# Written request:
An exact reproduction of the records is required, with all images left out.

--- start Records provided ---

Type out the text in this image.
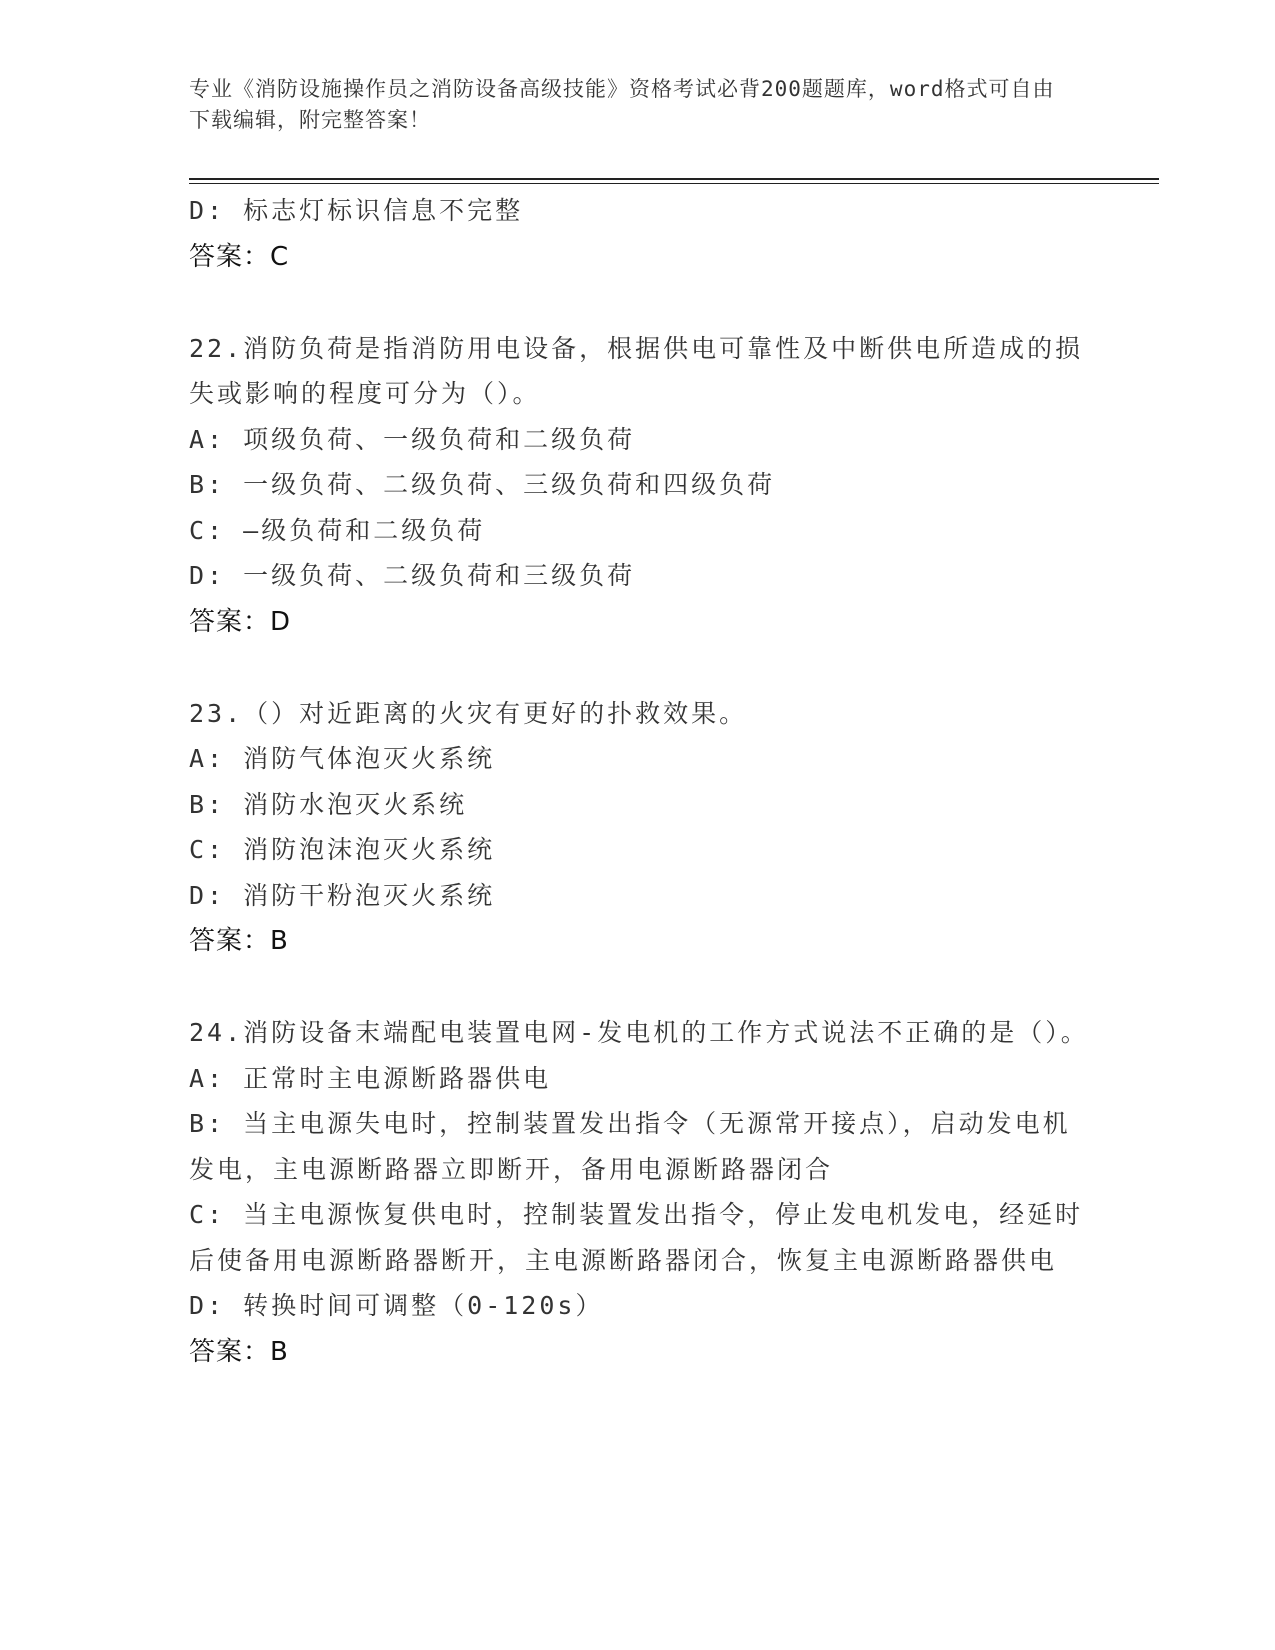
专业《消防设施操作员之消防设备高级技能》资格考试必背200题题库，word格式可自由下载编辑，附完整答案！

D: 标志灯标识信息不完整

答案：C

22.消防负荷是指消防用电设备，根据供电可靠性及中断供电所造成的损失或影响的程度可分为（）。

A: 项级负荷、一级负荷和二级负荷

B: 一级负荷、二级负荷、三级负荷和四级负荷

C: —级负荷和二级负荷

D: 一级负荷、二级负荷和三级负荷

答案：D

23.（）对近距离的火灾有更好的扑救效果。

A: 消防气体泡灭火系统

B: 消防水泡灭火系统

C: 消防泡沫泡灭火系统

D: 消防干粉泡灭火系统

答案：B

24.消防设备末端配电装置电网-发电机的工作方式说法不正确的是（）。

A: 正常时主电源断路器供电

B: 当主电源失电时，控制装置发出指令（无源常开接点），启动发电机发电，主电源断路器立即断开，备用电源断路器闭合

C: 当主电源恢复供电时，控制装置发出指令，停止发电机发电，经延时后使备用电源断路器断开，主电源断路器闭合，恢复主电源断路器供电

D: 转换时间可调整（0-120s）

答案：B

--- end Records provided ---

# Problem solution:
Type out the text in this image.
专业《消防设施操作员之消防设备高级技能》资格考试必背200题题库，word格式可自由下载编辑，附完整答案！

D: 标志灯标识信息不完整

答案：C

22.消防负荷是指消防用电设备，根据供电可靠性及中断供电所造成的损失或影响的程度可分为（）。

A: 项级负荷、一级负荷和二级负荷

B: 一级负荷、二级负荷、三级负荷和四级负荷

C: —级负荷和二级负荷

D: 一级负荷、二级负荷和三级负荷

答案：D

23.（）对近距离的火灾有更好的扑救效果。

A: 消防气体泡灭火系统

B: 消防水泡灭火系统

C: 消防泡沫泡灭火系统

D: 消防干粉泡灭火系统

答案：B

24.消防设备末端配电装置电网-发电机的工作方式说法不正确的是（）。

A: 正常时主电源断路器供电

B: 当主电源失电时，控制装置发出指令（无源常开接点），启动发电机发电，主电源断路器立即断开，备用电源断路器闭合

C: 当主电源恢复供电时，控制装置发出指令，停止发电机发电，经延时后使备用电源断路器断开，主电源断路器闭合，恢复主电源断路器供电

D: 转换时间可调整（0-120s）

答案：B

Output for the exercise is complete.